_YOUR GOAL_.
Print all the entries verbatim.

_RECORDS PROVIDED_.
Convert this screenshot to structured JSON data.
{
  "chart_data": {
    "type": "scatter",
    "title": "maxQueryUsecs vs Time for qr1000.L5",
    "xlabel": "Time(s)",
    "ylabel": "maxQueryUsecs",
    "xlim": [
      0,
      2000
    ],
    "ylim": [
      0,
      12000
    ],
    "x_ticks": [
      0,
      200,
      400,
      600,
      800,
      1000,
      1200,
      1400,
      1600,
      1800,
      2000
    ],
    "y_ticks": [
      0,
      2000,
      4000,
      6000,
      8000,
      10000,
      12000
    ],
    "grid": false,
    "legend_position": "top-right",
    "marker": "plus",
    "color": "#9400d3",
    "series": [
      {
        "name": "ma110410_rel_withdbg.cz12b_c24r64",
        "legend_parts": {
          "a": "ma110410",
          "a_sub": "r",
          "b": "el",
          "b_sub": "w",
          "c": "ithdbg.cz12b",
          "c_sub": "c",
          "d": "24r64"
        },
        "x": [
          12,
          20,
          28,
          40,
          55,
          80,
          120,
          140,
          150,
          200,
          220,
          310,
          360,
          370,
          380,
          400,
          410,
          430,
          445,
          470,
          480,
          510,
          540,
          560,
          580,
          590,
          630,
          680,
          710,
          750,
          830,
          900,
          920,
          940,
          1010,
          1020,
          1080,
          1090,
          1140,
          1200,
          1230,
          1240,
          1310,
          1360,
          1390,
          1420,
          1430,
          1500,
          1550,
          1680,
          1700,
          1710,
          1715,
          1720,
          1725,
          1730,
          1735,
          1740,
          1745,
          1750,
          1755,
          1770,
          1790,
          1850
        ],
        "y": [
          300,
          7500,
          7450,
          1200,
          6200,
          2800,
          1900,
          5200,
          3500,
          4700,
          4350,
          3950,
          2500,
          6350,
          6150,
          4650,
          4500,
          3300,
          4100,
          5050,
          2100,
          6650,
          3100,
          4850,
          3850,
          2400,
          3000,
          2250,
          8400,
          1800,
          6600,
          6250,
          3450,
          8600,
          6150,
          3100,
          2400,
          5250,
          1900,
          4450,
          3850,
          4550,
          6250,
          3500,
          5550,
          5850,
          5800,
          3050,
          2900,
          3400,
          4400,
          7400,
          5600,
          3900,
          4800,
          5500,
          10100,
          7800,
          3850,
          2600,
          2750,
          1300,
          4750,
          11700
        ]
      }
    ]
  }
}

_CORRECT RESULT_.
Convert this screenshot to structured JSON data.
{
  "chart_data": {
    "type": "scatter",
    "title": "maxQueryUsecs vs Time for qr1000.L5",
    "xlabel": "Time(s)",
    "ylabel": "maxQueryUsecs",
    "xlim": [
      0,
      2000
    ],
    "ylim": [
      0,
      12000
    ],
    "x_ticks": [
      0,
      200,
      400,
      600,
      800,
      1000,
      1200,
      1400,
      1600,
      1800,
      2000
    ],
    "y_ticks": [
      0,
      2000,
      4000,
      6000,
      8000,
      10000,
      12000
    ],
    "grid": false,
    "legend_position": "top-right",
    "marker": "plus",
    "color": "#9400d3",
    "series": [
      {
        "name": "ma110410_rel_withdbg.cz12b_c24r64",
        "legend_parts": {
          "a": "ma110410",
          "a_sub": "r",
          "b": "el",
          "b_sub": "w",
          "c": "ithdbg.cz12b",
          "c_sub": "c",
          "d": "24r64"
        },
        "x": [
          12,
          20,
          28,
          40,
          55,
          80,
          120,
          140,
          150,
          200,
          220,
          310,
          360,
          370,
          380,
          400,
          410,
          430,
          445,
          470,
          480,
          510,
          540,
          560,
          580,
          590,
          630,
          680,
          710,
          750,
          830,
          900,
          920,
          940,
          1010,
          1020,
          1080,
          1090,
          1140,
          1200,
          1230,
          1240,
          1310,
          1360,
          1390,
          1420,
          1430,
          1500,
          1550,
          1680,
          1700,
          1710,
          1715,
          1720,
          1725,
          1730,
          1735,
          1740,
          1745,
          1750,
          1755,
          1770,
          1790,
          1850
        ],
        "y": [
          300,
          7500,
          7450,
          1200,
          6200,
          2800,
          1900,
          5200,
          3500,
          4700,
          4350,
          3950,
          2500,
          6350,
          6150,
          4650,
          4500,
          3300,
          4100,
          5050,
          2100,
          6650,
          3100,
          4850,
          3850,
          2400,
          3000,
          2250,
          8400,
          1800,
          6600,
          6250,
          3450,
          8600,
          6150,
          3100,
          2400,
          5250,
          1900,
          4450,
          3850,
          4550,
          6250,
          3500,
          5550,
          5850,
          5800,
          3050,
          2900,
          3400,
          4400,
          7400,
          5600,
          3900,
          4800,
          5500,
          10100,
          7800,
          3850,
          2600,
          2750,
          1300,
          4750,
          11700
        ]
      }
    ]
  }
}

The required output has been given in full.